→ **PASSAGE PROVIDED**
---+---

Apache OpenOffice (AOO) Bugzilla – Issue 15456
Encoding largely ignored in HTMl export
Last modified: 2013-08-07 14:43:03 UTC
When I save a text document containing Greek characters as an HTML document, the encoding specified in Options->Load/Save->HTML Compatibility is not used. Instead, Greek characters appear as α β etc. If I mix some accented Latin characters along with the Greek, I get the same result (e.g., é), without getting the warning that the documentation mentions in "About Import and Export Filters / Importing and Exporting in HTML Format". If the text contains accented Greek characters, for which there is no "&" equivalent, the correct character is output, which seems to suggest that OpenOffice.org favors the "&" form of characters, using it anywhere it can, even when it can use the actual characters. This may be useful if one is writing in English, using only the occasional non-English character, but it is very bad if one is writing in another language, as it increases the size of the generated HTML file unnecessarily, and renders the generated text unreadable.
reassigned to es
Please Attach the documents which make this problem, so we can test it/faster to confirm. (Without the documents, we cannot confirm the problem easily/need more time) Don't forget to cut other part of the documents, so the file size is small, but we still able to see the problem.
Created attachment 9861 [details] Document that exhibits the bug
Created attachment 9862 [details] What I expected to get
I have attached the following two files: badgreek.sxw shows the problem. Load the file into oowriter, make sure you have selected the Greek (iso-8859-7) character set in Options->Load/Save->HTML Compatibility, and save as an HTML file. correctgreek.html contains what I expected to get when saving the above file as HTML. (It is NOT the actual output of oowriter!) Note that, in the actual output, only the accented characters are converted correctly.

---+---

→ **AIM OF THE EXERCISE**
For each statement, say whether it agrees with the bug report above, answering yes or no and quoting the words from the report that settle it. (a) Accented Greek characters that have no "&" equivalent are output correctly. (b) The file correctgreek.html is the actual output of oowriter. (c) Mixing accented Latin characters with the Greek produces the warning described in the documentation.

→ **STORED DATA**
---+---

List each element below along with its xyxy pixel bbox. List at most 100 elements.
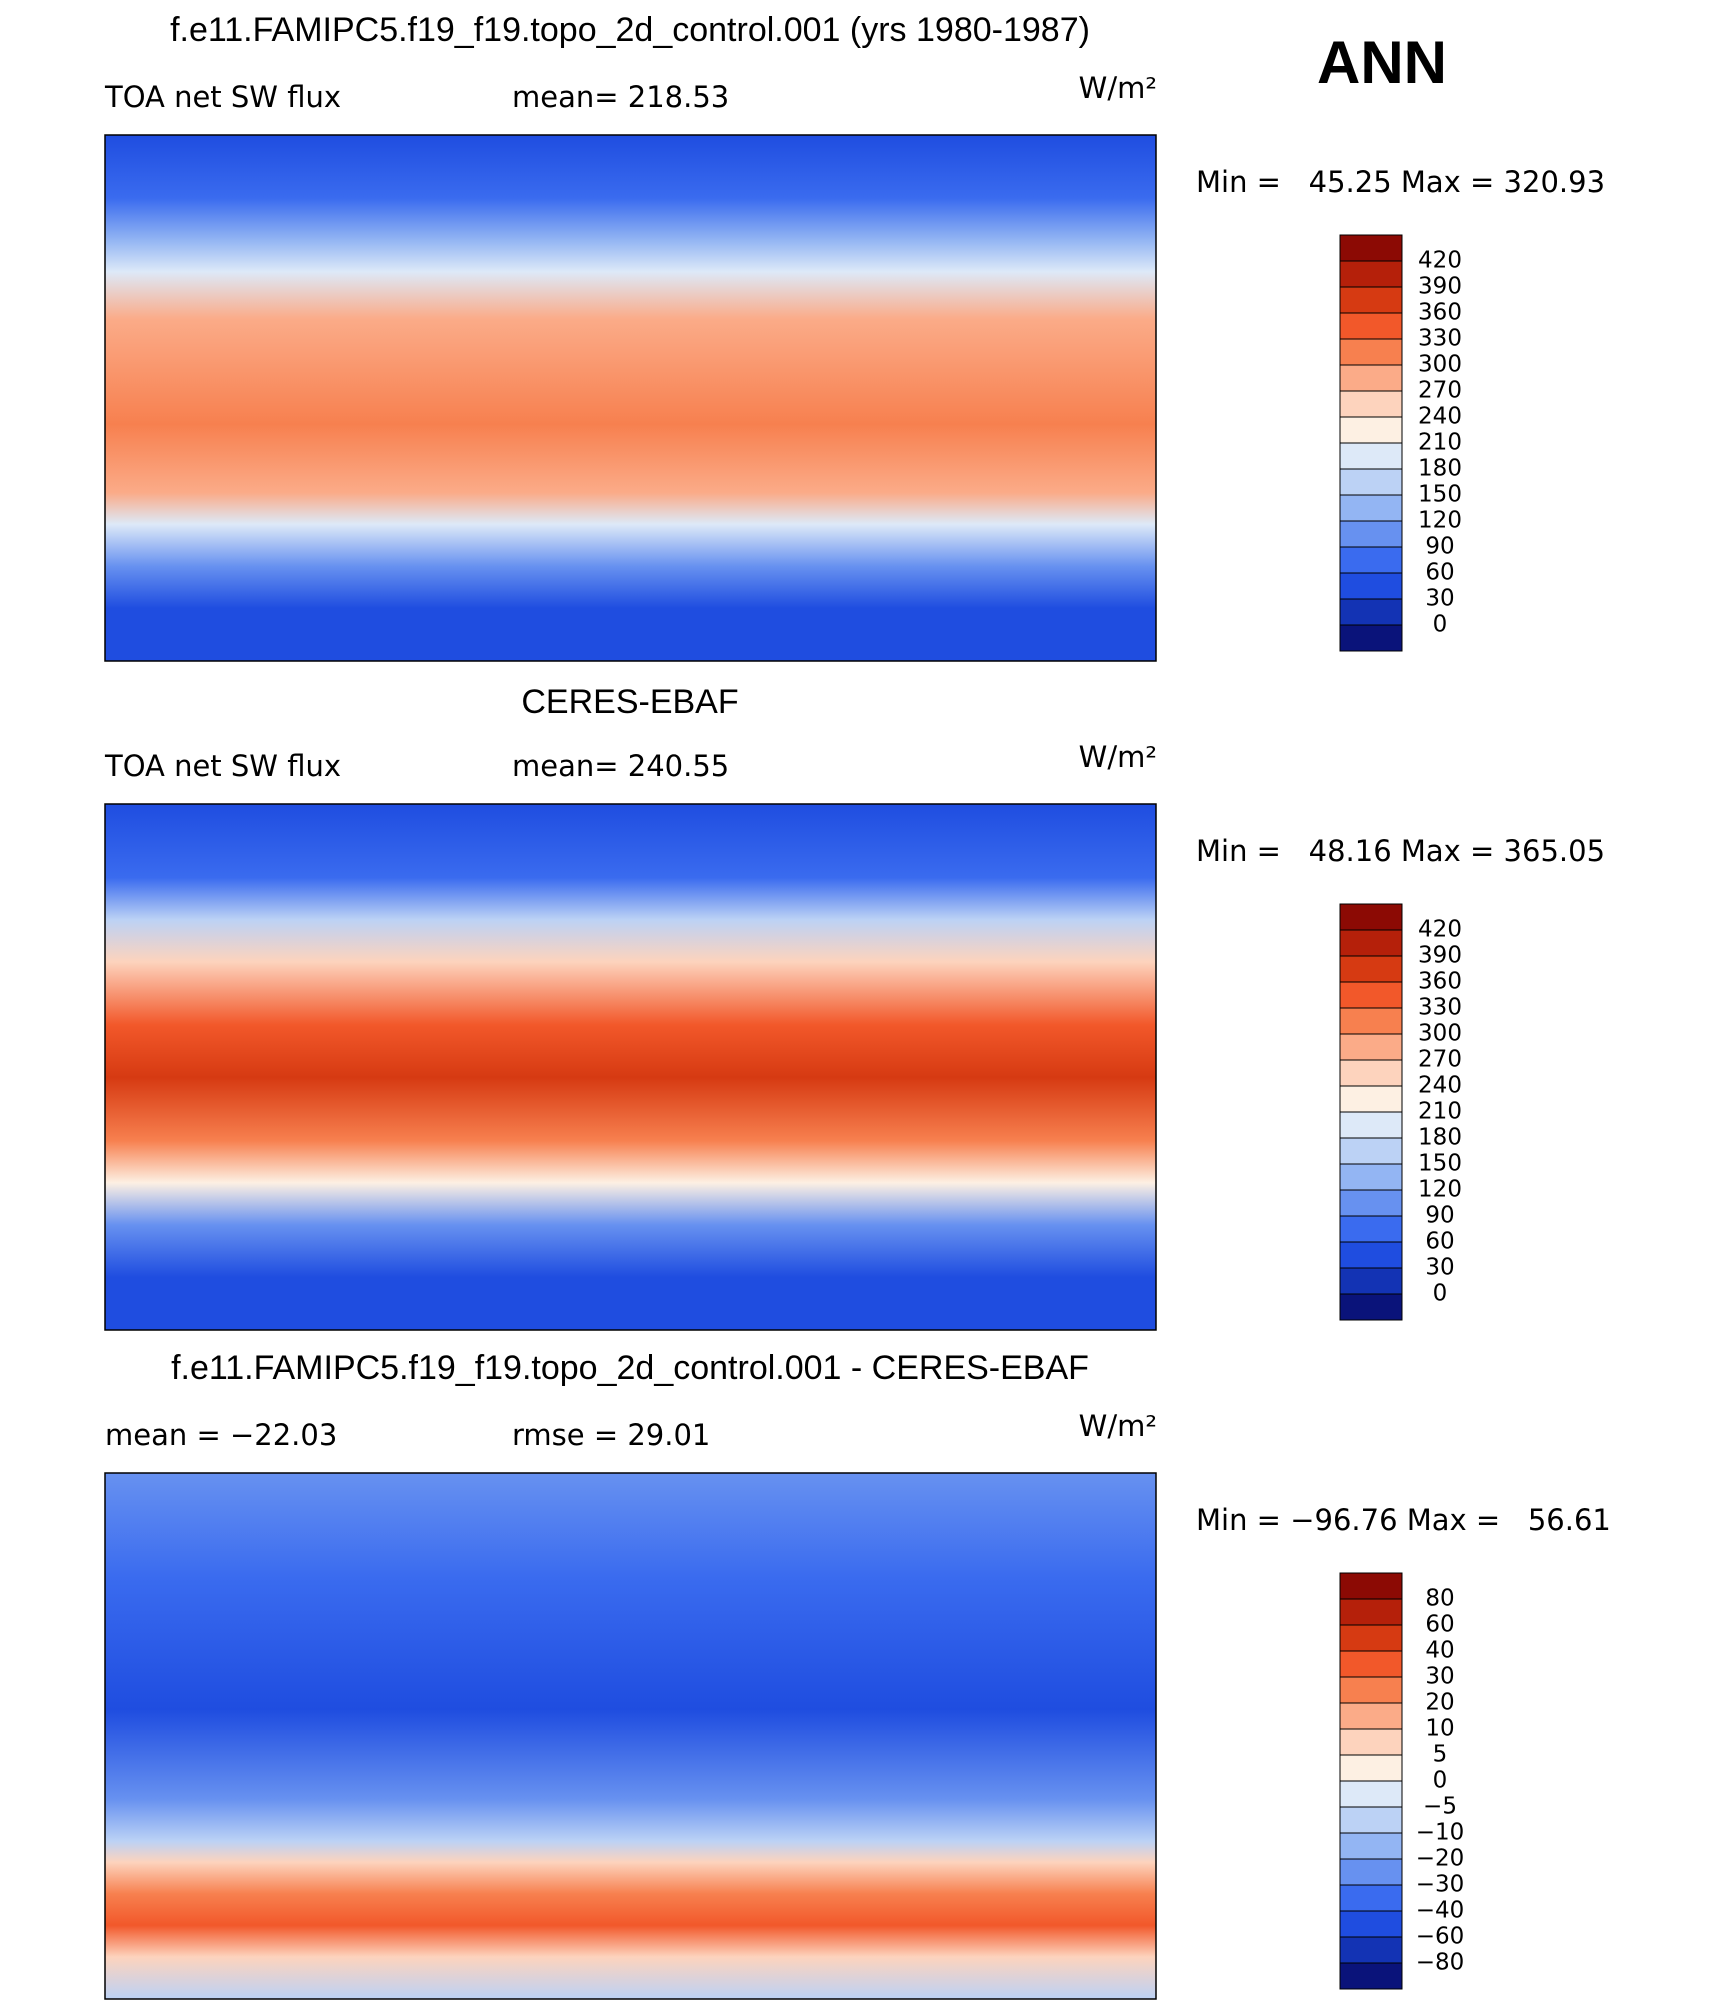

---+---

→ **TASK ANSWER**
(a) Yes: "If the text contains accented Greek characters, for which there is no "&" equivalent, the correct character is output"
(b) No: "(It is NOT the actual output of oowriter!)"
(c) No: "without getting the warning that the documentation mentions"